Task description:
Put each line of the entries below into a JSON list of strings, one string per line, and omit any blank lines.

==*==

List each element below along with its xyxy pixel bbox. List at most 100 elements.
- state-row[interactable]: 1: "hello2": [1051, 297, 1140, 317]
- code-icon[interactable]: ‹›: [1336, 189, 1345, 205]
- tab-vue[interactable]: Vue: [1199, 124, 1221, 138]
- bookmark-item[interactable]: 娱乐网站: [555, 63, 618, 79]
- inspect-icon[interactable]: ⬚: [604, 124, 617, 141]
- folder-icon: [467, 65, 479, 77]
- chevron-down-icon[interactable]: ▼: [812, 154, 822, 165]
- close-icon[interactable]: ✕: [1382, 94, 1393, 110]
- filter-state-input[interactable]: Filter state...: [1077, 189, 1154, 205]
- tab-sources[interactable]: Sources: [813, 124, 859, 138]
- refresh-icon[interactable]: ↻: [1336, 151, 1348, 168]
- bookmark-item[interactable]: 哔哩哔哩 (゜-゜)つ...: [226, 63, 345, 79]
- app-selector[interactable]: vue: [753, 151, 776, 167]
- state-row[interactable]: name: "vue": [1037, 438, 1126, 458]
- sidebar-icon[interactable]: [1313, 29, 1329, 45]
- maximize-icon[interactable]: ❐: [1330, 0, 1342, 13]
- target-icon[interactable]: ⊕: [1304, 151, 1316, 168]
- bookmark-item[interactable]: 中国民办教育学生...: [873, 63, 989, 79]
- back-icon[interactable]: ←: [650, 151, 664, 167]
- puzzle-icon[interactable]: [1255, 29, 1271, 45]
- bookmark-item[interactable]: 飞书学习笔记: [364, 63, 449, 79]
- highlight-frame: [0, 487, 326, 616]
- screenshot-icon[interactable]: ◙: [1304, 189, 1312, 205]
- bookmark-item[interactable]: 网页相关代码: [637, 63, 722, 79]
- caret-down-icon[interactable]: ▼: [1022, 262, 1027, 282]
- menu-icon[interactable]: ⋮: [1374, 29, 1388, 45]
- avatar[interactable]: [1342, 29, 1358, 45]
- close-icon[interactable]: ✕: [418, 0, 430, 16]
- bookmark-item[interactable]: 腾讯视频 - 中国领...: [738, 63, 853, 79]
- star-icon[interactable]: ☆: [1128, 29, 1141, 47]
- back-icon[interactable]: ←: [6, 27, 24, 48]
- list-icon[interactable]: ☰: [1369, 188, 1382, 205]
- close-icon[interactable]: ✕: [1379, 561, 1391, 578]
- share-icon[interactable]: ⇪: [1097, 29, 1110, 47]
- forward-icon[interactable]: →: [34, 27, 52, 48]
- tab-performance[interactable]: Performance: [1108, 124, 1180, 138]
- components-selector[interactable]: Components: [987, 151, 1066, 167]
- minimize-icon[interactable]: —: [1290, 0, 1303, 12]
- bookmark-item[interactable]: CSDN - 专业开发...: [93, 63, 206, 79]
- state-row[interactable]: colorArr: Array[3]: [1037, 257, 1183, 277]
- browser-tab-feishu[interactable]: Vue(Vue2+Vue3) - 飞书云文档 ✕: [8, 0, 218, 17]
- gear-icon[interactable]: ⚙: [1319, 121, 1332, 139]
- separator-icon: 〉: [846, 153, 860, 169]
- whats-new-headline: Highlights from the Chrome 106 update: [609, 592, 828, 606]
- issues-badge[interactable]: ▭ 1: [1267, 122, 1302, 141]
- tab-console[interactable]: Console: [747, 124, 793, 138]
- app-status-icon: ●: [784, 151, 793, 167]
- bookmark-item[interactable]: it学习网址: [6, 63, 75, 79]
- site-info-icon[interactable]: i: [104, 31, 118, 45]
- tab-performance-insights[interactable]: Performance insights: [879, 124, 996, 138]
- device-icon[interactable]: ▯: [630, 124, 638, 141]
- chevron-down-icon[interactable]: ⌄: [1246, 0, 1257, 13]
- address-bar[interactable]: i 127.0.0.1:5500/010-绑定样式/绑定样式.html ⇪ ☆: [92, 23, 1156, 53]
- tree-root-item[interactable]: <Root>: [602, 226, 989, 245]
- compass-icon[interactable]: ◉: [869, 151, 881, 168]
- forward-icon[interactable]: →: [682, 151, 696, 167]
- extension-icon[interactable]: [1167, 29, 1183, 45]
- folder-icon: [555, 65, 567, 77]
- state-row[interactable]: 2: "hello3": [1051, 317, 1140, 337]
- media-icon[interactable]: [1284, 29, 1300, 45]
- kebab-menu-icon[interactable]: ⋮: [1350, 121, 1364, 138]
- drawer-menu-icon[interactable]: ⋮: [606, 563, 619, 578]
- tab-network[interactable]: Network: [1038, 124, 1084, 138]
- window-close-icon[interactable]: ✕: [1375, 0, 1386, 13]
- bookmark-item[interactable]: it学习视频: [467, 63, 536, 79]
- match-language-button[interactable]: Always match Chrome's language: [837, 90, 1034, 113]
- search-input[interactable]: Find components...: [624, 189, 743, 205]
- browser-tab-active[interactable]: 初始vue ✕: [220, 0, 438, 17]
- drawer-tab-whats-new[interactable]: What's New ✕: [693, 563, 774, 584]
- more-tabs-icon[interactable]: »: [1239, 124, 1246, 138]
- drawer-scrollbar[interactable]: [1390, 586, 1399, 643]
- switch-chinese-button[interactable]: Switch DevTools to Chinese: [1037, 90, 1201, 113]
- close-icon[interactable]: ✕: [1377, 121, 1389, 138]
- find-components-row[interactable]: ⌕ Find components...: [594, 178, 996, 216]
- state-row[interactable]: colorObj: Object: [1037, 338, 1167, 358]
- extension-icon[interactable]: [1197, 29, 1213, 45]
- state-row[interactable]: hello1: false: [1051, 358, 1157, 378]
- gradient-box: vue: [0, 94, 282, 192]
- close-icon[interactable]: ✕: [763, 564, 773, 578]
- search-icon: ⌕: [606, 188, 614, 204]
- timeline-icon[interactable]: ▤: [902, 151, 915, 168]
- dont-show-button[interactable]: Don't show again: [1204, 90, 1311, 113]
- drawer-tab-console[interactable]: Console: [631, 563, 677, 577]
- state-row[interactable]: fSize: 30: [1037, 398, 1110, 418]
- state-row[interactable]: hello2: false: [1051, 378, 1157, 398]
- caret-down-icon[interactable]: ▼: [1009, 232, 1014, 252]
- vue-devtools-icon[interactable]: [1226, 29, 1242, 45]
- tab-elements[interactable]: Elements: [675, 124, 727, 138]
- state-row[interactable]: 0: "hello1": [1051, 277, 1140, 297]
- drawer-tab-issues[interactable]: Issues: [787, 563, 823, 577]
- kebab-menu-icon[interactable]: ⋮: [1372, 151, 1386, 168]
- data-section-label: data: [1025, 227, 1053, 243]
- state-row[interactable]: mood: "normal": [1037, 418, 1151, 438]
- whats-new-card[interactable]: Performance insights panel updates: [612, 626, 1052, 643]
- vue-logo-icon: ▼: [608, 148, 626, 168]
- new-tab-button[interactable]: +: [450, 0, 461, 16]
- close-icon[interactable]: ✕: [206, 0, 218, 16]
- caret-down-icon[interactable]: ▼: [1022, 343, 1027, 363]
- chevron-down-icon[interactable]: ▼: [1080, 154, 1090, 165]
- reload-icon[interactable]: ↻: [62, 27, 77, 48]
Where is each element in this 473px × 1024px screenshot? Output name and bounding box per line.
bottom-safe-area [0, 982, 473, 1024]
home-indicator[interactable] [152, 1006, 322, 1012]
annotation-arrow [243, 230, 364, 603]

==*==

Answer to the problem:
[
  "List each element below along with its xyxy pixel bbox. List at most 100 elements.",
  "- state-row[interactable]: 1: \"hello2\": [1051, 297, 1140, 317]",
  "- code-icon[interactable]: ‹›: [1336, 189, 1345, 205]",
  "- tab-vue[interactable]: Vue: [1199, 124, 1221, 138]",
  "- bookmark-item[interactable]: 娱乐网站: [555, 63, 618, 79]",
  "- inspect-icon[interactable]: ⬚: [604, 124, 617, 141]",
  "- folder-icon: [467, 65, 479, 77]",
  "- chevron-down-icon[interactable]: ▼: [812, 154, 822, 165]",
  "- close-icon[interactable]: ✕: [1382, 94, 1393, 110]",
  "- filter-state-input[interactable]: Filter state...: [1077, 189, 1154, 205]",
  "- tab-sources[interactable]: Sources: [813, 124, 859, 138]",
  "- refresh-icon[interactable]: ↻: [1336, 151, 1348, 168]",
  "- bookmark-item[interactable]: 哔哩哔哩 (゜-゜)つ...: [226, 63, 345, 79]",
  "- app-selector[interactable]: vue: [753, 151, 776, 167]",
  "- state-row[interactable]: name: \"vue\": [1037, 438, 1126, 458]",
  "- sidebar-icon[interactable]: [1313, 29, 1329, 45]",
  "- maximize-icon[interactable]: ❐: [1330, 0, 1342, 13]",
  "- target-icon[interactable]: ⊕: [1304, 151, 1316, 168]",
  "- bookmark-item[interactable]: 中国民办教育学生...: [873, 63, 989, 79]",
  "- back-icon[interactable]: ←: [650, 151, 664, 167]",
  "- puzzle-icon[interactable]: [1255, 29, 1271, 45]",
  "- bookmark-item[interactable]: 飞书学习笔记: [364, 63, 449, 79]",
  "- highlight-frame: [0, 487, 326, 616]",
  "- screenshot-icon[interactable]: ◙: [1304, 189, 1312, 205]",
  "- bookmark-item[interactable]: 网页相关代码: [637, 63, 722, 79]",
  "- caret-down-icon[interactable]: ▼: [1022, 262, 1027, 282]",
  "- menu-icon[interactable]: ⋮: [1374, 29, 1388, 45]",
  "- avatar[interactable]: [1342, 29, 1358, 45]",
  "- close-icon[interactable]: ✕: [418, 0, 430, 16]",
  "- bookmark-item[interactable]: 腾讯视频 - 中国领...: [738, 63, 853, 79]",
  "- star-icon[interactable]: ☆: [1128, 29, 1141, 47]",
  "- back-icon[interactable]: ←: [6, 27, 24, 48]",
  "- list-icon[interactable]: ☰: [1369, 188, 1382, 205]",
  "- close-icon[interactable]: ✕: [1379, 561, 1391, 578]",
  "- share-icon[interactable]: ⇪: [1097, 29, 1110, 47]",
  "- forward-icon[interactable]: →: [34, 27, 52, 48]",
  "- tab-performance[interactable]: Performance: [1108, 124, 1180, 138]",
  "- components-selector[interactable]: Components: [987, 151, 1066, 167]",
  "- minimize-icon[interactable]: —: [1290, 0, 1303, 12]",
  "- bookmark-item[interactable]: CSDN - 专业开发...: [93, 63, 206, 79]",
  "- state-row[interactable]: colorArr: Array[3]: [1037, 257, 1183, 277]",
  "- browser-tab-feishu[interactable]: Vue(Vue2+Vue3) - 飞书云文档 ✕: [8, 0, 218, 17]",
  "- gear-icon[interactable]: ⚙: [1319, 121, 1332, 139]",
  "- separator-icon: 〉: [846, 153, 860, 169]",
  "- whats-new-headline: Highlights from the Chrome 106 update: [609, 592, 828, 606]",
  "- issues-badge[interactable]: ▭ 1: [1267, 122, 1302, 141]",
  "- tab-console[interactable]: Console: [747, 124, 793, 138]",
  "- app-status-icon: ●: [784, 151, 793, 167]",
  "- bookmark-item[interactable]: it学习网址: [6, 63, 75, 79]",
  "- site-info-icon[interactable]: i: [104, 31, 118, 45]",
  "- tab-performance-insights[interactable]: Performance insights: [879, 124, 996, 138]",
  "- device-icon[interactable]: ▯: [630, 124, 638, 141]",
  "- chevron-down-icon[interactable]: ⌄: [1246, 0, 1257, 13]",
  "- address-bar[interactable]: i 127.0.0.1:5500/010-绑定样式/绑定样式.html ⇪ ☆: [92, 23, 1156, 53]",
  "- tree-root-item[interactable]: <Root>: [602, 226, 989, 245]",
  "- compass-icon[interactable]: ◉: [869, 151, 881, 168]",
  "- forward-icon[interactable]: →: [682, 151, 696, 167]",
  "- extension-icon[interactable]: [1167, 29, 1183, 45]",
  "- folder-icon: [555, 65, 567, 77]",
  "- state-row[interactable]: 2: \"hello3\": [1051, 317, 1140, 337]",
  "- media-icon[interactable]: [1284, 29, 1300, 45]",
  "- kebab-menu-icon[interactable]: ⋮: [1350, 121, 1364, 138]",
  "- drawer-menu-icon[interactable]: ⋮: [606, 563, 619, 578]",
  "- tab-network[interactable]: Network: [1038, 124, 1084, 138]",
  "- window-close-icon[interactable]: ✕: [1375, 0, 1386, 13]",
  "- bookmark-item[interactable]: it学习视频: [467, 63, 536, 79]",
  "- match-language-button[interactable]: Always match Chrome's language: [837, 90, 1034, 113]",
  "- search-input[interactable]: Find components...: [624, 189, 743, 205]",
  "- browser-tab-active[interactable]: 初始vue ✕: [220, 0, 438, 17]",
  "- drawer-tab-whats-new[interactable]: What's New ✕: [693, 563, 774, 584]",
  "- more-tabs-icon[interactable]: »: [1239, 124, 1246, 138]",
  "- drawer-scrollbar[interactable]: [1390, 586, 1399, 643]",
  "- switch-chinese-button[interactable]: Switch DevTools to Chinese: [1037, 90, 1201, 113]",
  "- close-icon[interactable]: ✕: [1377, 121, 1389, 138]",
  "- find-components-row[interactable]: ⌕ Find components...: [594, 178, 996, 216]",
  "- state-row[interactable]: colorObj: Object: [1037, 338, 1167, 358]",
  "- extension-icon[interactable]: [1197, 29, 1213, 45]",
  "- state-row[interactable]: hello1: false: [1051, 358, 1157, 378]",
  "- gradient-box: vue: [0, 94, 282, 192]",
  "- close-icon[interactable]: ✕: [763, 564, 773, 578]",
  "- search-icon: ⌕: [606, 188, 614, 204]",
  "- timeline-icon[interactable]: ▤: [902, 151, 915, 168]",
  "- dont-show-button[interactable]: Don't show again: [1204, 90, 1311, 113]",
  "- drawer-tab-console[interactable]: Console: [631, 563, 677, 577]",
  "- state-row[interactable]: fSize: 30: [1037, 398, 1110, 418]",
  "- state-row[interactable]: hello2: false: [1051, 378, 1157, 398]",
  "- caret-down-icon[interactable]: ▼: [1009, 232, 1014, 252]",
  "- vue-devtools-icon[interactable]: [1226, 29, 1242, 45]",
  "- tab-elements[interactable]: Elements: [675, 124, 727, 138]",
  "- state-row[interactable]: 0: \"hello1\": [1051, 277, 1140, 297]",
  "- drawer-tab-issues[interactable]: Issues: [787, 563, 823, 577]",
  "- kebab-menu-icon[interactable]: ⋮: [1372, 151, 1386, 168]",
  "- data-section-label: data: [1025, 227, 1053, 243]",
  "- state-row[interactable]: mood: \"normal\": [1037, 418, 1151, 438]",
  "- whats-new-card[interactable]: Performance insights panel updates: [612, 626, 1052, 643]",
  "- vue-logo-icon: ▼: [608, 148, 626, 168]",
  "- new-tab-button[interactable]: +: [450, 0, 461, 16]",
  "- close-icon[interactable]: ✕: [206, 0, 218, 16]",
  "- caret-down-icon[interactable]: ▼: [1022, 343, 1027, 363]",
  "- chevron-down-icon[interactable]: ▼: [1080, 154, 1090, 165]",
  "- reload-icon[interactable]: ↻: [62, 27, 77, 48]",
  "Where is each element in this 473px × 1024px screenshot? Output name and bounding box per line.",
  "bottom-safe-area [0, 982, 473, 1024]",
  "home-indicator[interactable] [152, 1006, 322, 1012]",
  "annotation-arrow [243, 230, 364, 603]"
]